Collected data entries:
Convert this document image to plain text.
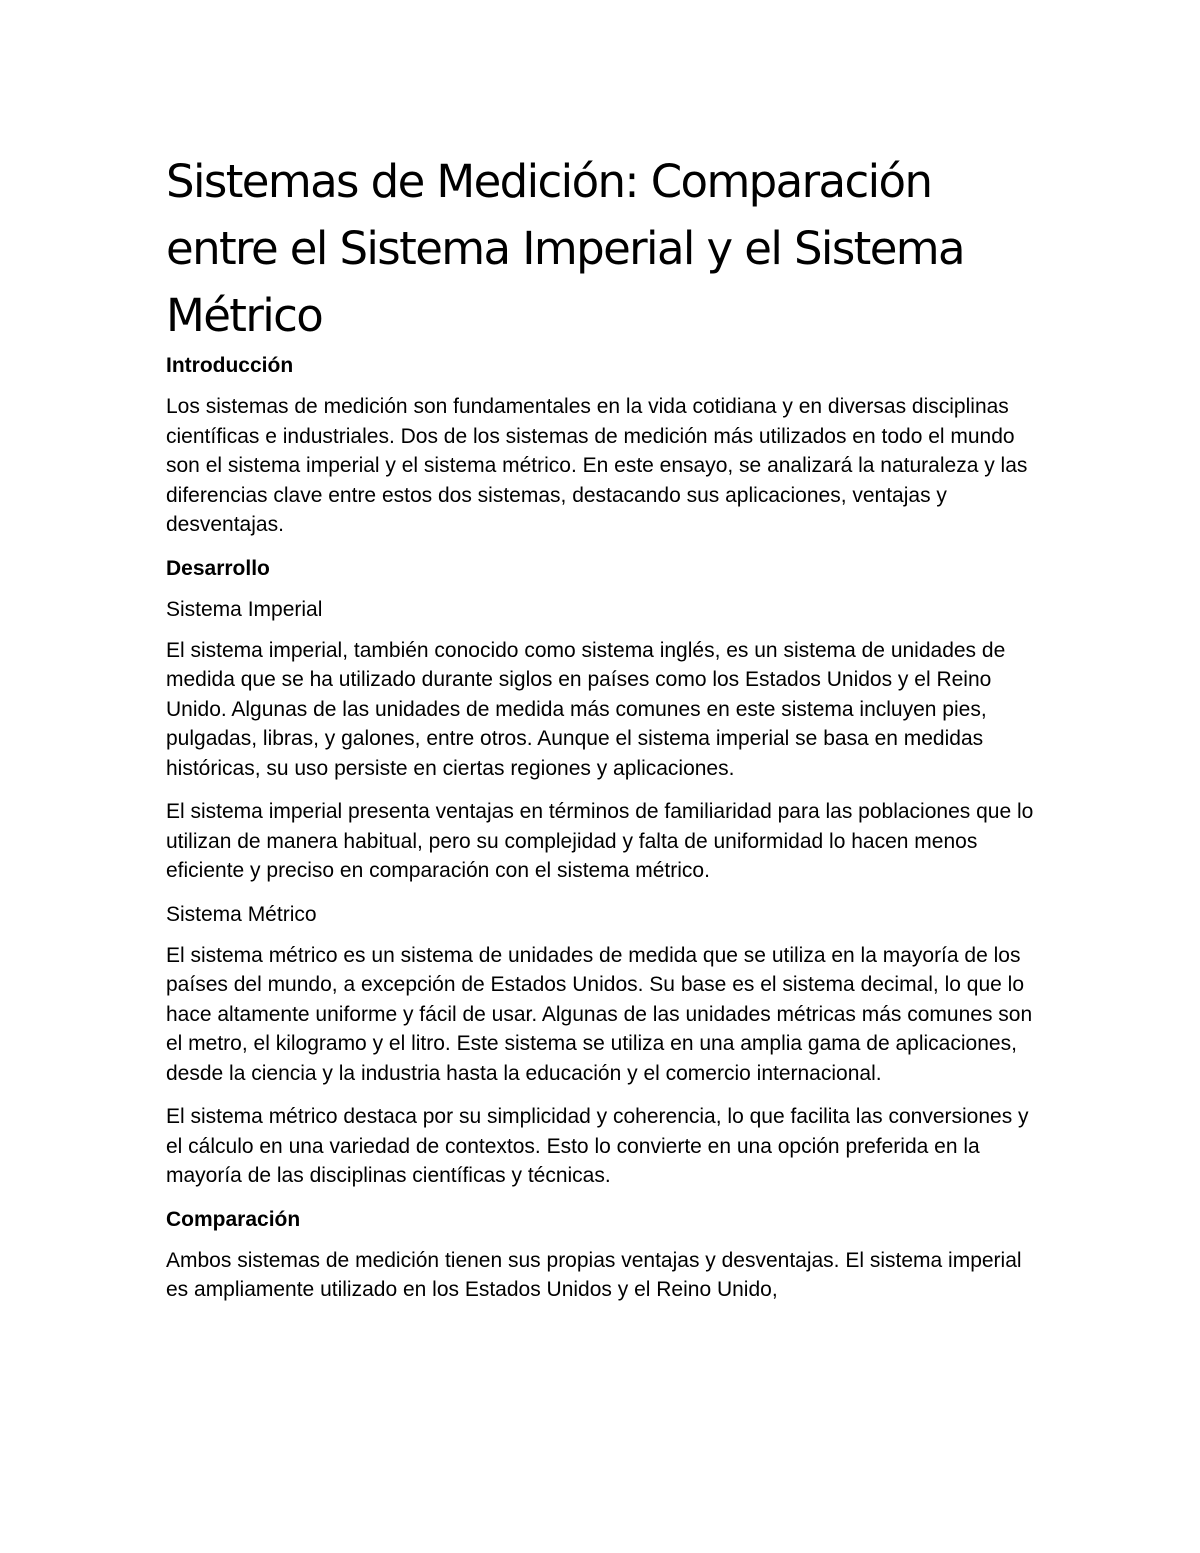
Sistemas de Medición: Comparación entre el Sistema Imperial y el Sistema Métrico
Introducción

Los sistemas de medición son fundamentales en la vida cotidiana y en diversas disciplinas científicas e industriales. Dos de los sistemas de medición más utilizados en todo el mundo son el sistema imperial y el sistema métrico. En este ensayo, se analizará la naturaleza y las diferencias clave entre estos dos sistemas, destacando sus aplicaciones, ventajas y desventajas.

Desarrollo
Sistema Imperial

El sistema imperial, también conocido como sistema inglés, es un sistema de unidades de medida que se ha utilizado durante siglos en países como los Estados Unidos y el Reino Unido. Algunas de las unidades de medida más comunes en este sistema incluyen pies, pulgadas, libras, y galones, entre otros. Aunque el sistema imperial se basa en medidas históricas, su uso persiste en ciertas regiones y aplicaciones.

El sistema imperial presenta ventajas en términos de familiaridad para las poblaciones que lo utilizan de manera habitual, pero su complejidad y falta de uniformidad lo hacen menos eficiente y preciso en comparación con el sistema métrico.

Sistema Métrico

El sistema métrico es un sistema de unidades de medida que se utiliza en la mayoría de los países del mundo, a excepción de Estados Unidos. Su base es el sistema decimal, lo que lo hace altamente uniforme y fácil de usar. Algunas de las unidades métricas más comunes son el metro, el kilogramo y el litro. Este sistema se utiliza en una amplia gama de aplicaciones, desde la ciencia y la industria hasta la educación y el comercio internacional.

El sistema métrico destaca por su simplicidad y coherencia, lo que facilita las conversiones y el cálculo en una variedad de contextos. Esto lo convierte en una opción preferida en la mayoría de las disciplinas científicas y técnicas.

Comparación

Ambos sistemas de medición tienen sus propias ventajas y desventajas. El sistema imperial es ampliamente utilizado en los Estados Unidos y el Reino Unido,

---

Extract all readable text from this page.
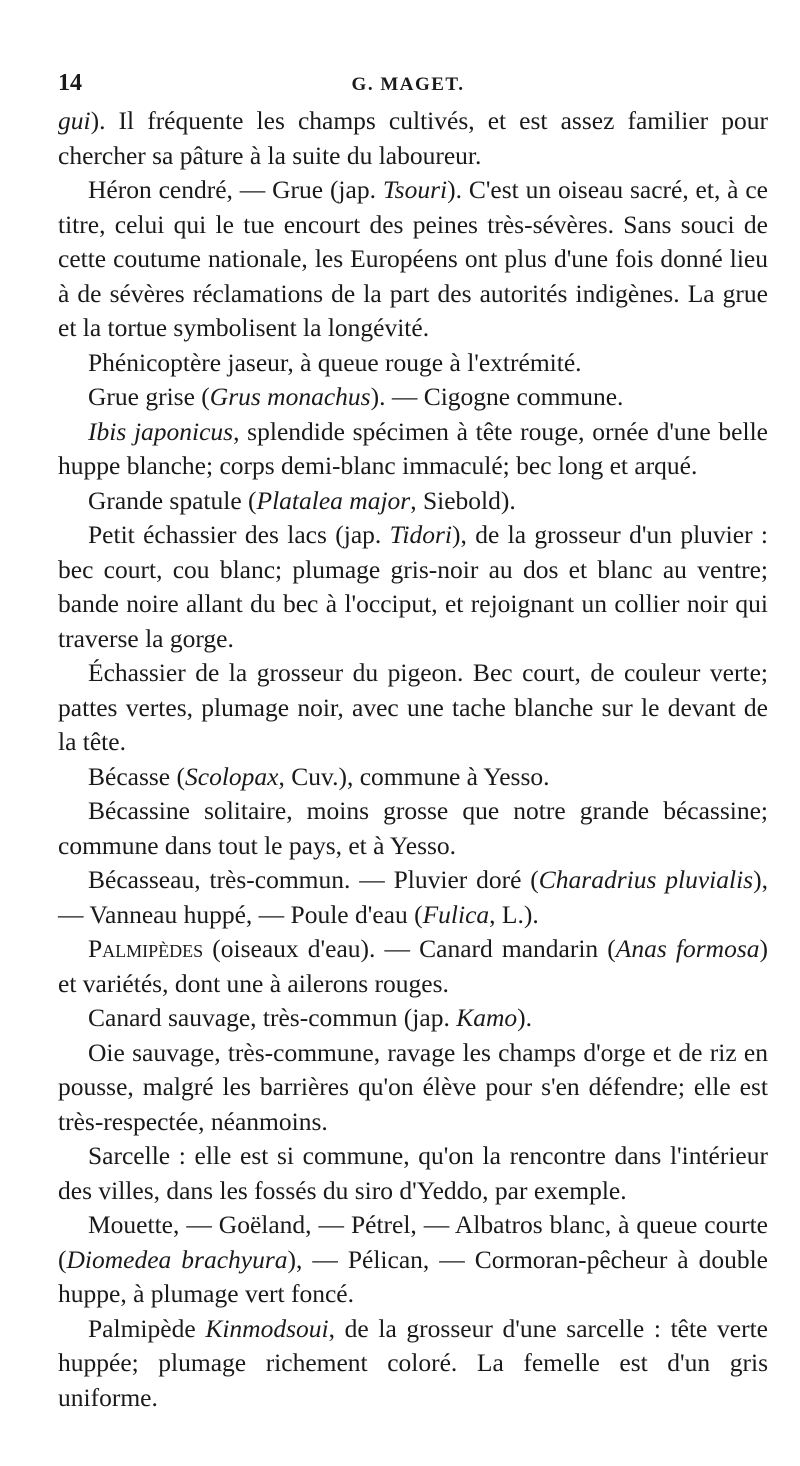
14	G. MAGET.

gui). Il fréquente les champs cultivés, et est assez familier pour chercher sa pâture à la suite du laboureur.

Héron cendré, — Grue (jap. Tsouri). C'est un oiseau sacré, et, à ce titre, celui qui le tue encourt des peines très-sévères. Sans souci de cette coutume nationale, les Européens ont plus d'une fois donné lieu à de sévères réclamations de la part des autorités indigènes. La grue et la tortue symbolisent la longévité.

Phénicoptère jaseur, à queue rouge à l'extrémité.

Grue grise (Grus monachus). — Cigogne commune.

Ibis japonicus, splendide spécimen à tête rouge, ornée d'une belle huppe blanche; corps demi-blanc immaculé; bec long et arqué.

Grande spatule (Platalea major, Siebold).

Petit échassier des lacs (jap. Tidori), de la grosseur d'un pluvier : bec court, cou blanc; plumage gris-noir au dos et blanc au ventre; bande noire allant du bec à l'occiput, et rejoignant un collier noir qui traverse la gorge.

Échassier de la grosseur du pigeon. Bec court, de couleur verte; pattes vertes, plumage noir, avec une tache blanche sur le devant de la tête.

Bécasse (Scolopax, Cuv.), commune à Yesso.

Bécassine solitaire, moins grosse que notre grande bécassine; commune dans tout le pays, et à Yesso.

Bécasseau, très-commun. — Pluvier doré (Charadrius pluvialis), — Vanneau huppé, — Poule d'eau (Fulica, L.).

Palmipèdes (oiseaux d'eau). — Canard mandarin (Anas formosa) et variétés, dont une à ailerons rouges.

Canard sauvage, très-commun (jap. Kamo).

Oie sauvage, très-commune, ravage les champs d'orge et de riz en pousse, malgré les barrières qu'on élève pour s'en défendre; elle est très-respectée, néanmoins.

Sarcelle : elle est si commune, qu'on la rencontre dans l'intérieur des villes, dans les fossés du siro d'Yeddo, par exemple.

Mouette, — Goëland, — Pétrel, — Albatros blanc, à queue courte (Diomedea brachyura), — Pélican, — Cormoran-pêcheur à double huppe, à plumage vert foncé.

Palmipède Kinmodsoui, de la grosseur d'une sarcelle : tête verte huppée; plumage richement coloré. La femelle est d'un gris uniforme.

==

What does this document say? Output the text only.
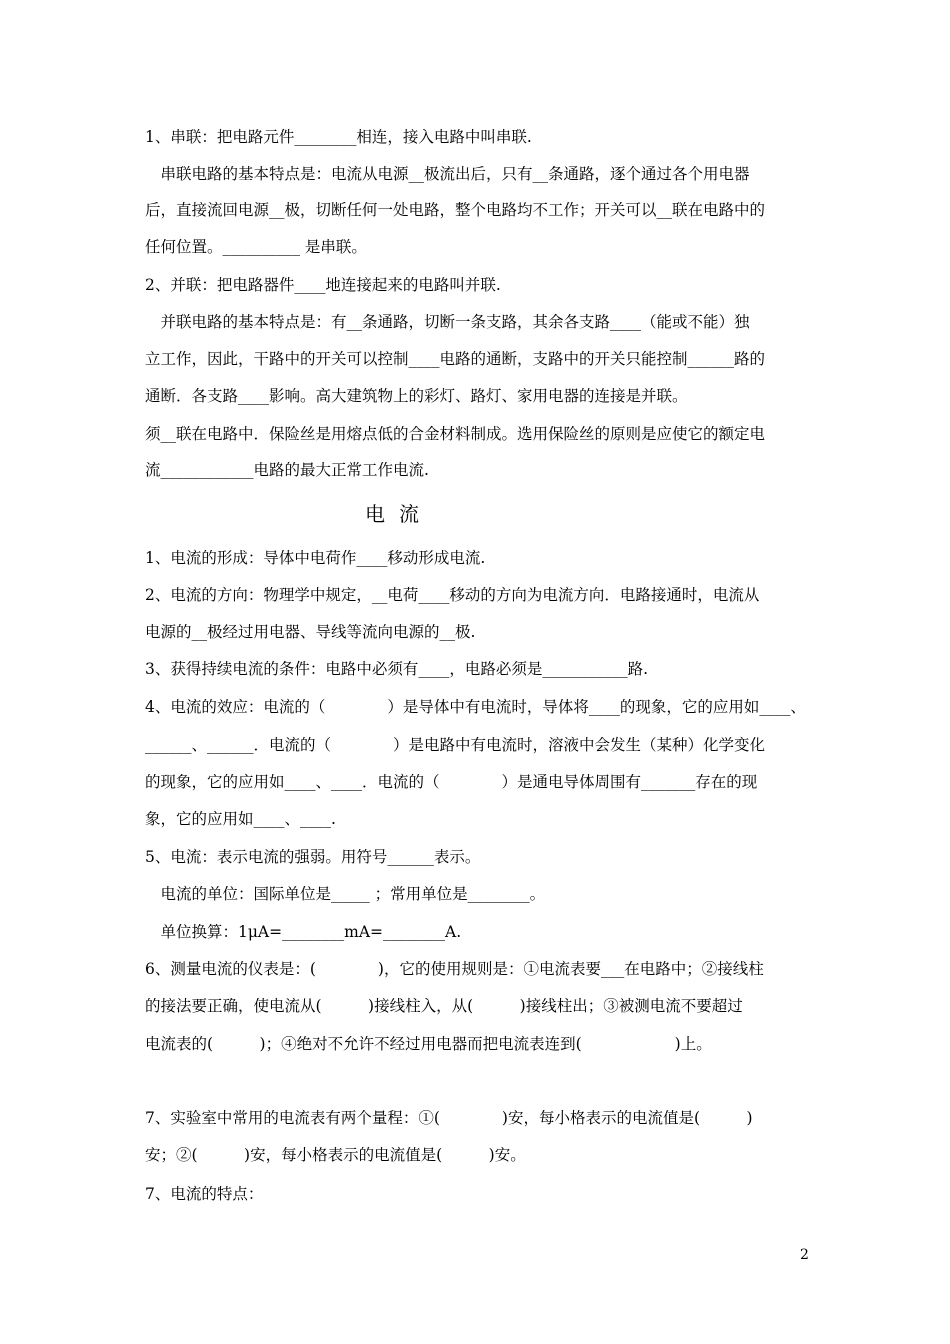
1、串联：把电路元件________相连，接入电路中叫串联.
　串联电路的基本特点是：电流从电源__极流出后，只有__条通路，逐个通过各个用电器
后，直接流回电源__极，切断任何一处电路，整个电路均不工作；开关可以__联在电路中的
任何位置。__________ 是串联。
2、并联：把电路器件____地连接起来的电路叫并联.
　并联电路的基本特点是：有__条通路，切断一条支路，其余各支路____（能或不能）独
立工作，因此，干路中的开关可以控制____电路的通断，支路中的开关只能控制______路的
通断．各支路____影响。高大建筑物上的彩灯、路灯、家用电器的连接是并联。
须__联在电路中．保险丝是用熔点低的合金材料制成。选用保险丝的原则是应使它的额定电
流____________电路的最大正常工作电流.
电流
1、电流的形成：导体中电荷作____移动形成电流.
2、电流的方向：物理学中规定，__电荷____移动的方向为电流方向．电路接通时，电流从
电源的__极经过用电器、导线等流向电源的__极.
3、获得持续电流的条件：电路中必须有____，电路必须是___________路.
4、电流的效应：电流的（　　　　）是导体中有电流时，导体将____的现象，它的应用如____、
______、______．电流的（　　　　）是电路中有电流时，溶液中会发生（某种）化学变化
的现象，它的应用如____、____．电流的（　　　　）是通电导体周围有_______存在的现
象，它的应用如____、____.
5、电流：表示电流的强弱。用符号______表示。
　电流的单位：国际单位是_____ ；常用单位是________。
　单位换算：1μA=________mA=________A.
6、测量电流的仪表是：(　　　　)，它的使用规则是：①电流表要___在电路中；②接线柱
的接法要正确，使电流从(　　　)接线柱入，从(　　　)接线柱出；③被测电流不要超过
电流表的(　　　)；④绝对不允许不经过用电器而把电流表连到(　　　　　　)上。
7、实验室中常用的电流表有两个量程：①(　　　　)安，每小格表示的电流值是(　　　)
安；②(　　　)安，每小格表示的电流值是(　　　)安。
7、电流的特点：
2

### [What to work on]
Work out how many lines of the material above contain the word "très", then give only that figure.

### [Expected answer]
4